Exercise materials:
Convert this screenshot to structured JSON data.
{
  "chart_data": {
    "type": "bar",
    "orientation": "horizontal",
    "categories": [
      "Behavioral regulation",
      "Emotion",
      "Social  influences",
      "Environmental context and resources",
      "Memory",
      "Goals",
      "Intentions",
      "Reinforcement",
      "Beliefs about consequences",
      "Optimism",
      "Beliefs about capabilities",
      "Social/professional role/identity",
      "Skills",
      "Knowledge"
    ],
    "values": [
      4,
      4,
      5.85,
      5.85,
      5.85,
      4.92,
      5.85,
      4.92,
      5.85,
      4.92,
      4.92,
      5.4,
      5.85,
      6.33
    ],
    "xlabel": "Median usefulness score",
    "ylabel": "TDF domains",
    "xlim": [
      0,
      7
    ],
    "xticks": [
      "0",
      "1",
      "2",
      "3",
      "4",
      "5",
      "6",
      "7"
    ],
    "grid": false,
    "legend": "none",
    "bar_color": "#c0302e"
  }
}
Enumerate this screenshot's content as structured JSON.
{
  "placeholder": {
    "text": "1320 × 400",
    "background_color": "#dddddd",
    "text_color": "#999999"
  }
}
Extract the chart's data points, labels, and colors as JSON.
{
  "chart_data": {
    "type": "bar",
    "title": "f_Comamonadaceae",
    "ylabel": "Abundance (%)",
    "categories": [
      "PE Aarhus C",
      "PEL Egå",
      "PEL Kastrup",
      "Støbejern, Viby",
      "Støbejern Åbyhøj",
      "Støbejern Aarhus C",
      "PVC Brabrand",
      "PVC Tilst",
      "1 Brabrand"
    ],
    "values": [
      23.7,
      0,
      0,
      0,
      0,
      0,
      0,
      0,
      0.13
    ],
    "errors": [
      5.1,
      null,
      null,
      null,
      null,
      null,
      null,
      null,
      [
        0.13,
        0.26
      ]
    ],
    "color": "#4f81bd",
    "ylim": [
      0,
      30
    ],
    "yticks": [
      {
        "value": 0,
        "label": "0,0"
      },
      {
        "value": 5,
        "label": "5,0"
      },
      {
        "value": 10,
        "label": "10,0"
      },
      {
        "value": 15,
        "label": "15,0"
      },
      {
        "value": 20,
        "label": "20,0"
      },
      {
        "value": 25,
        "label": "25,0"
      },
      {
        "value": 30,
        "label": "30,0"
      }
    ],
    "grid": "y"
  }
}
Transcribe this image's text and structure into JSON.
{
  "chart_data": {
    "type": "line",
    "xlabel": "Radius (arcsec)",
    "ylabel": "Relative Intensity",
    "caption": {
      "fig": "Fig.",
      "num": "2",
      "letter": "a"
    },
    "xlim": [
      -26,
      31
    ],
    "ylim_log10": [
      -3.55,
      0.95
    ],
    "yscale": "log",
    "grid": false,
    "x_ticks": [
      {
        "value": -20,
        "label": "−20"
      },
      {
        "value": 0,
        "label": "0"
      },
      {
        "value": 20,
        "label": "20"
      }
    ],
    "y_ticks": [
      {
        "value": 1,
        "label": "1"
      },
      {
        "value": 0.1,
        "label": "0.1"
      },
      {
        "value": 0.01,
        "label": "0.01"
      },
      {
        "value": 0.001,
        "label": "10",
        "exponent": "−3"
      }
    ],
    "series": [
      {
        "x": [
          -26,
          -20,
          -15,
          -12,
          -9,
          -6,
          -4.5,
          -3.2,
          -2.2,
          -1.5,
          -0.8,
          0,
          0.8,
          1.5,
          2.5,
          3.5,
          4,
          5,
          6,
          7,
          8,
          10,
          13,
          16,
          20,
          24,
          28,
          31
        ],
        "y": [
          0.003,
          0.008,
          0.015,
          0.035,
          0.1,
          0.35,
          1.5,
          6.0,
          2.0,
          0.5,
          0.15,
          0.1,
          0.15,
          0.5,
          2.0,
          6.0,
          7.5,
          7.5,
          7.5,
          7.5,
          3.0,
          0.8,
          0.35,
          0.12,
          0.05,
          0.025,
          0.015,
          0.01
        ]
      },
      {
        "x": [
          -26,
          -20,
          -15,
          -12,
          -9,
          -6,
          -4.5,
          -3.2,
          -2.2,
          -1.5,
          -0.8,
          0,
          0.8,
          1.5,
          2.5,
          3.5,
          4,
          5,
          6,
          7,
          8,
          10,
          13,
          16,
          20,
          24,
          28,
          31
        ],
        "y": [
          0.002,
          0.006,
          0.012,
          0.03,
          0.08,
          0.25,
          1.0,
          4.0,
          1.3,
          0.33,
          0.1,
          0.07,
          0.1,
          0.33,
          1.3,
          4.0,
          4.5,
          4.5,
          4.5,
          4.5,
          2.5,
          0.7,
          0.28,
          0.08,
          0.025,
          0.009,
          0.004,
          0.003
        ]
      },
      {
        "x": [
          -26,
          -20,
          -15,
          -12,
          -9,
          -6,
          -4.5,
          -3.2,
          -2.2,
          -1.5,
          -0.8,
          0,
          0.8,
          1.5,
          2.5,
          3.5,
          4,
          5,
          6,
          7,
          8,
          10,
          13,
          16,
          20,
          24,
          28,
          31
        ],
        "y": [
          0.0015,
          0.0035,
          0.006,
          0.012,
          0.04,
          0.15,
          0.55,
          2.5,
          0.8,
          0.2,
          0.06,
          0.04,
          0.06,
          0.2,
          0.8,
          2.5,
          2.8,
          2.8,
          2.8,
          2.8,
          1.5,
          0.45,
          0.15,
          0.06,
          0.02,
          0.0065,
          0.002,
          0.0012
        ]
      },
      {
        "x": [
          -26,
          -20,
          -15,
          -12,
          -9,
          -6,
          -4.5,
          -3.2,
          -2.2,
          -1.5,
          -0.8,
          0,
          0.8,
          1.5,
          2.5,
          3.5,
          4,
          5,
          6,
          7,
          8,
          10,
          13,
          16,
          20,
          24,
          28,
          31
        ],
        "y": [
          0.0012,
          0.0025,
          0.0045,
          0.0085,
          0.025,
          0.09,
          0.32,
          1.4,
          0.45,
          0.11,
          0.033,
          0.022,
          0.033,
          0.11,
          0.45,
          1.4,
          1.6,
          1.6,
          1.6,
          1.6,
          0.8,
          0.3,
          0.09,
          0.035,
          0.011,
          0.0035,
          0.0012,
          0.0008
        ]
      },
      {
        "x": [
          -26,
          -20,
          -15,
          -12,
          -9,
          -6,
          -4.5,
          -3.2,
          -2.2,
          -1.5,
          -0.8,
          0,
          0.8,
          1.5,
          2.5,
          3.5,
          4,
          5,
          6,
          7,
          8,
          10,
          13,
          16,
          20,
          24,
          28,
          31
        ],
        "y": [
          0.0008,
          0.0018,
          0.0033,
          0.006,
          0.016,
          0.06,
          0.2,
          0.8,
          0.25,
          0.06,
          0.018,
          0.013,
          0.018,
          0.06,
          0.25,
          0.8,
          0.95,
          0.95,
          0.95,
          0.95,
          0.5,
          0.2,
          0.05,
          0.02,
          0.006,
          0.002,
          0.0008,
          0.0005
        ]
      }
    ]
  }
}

What to do: Collect the lines that hold "xlabel".

Complete answer:
    "xlabel": "Median usefulness score",
    "xlabel": "Radius (arcsec)",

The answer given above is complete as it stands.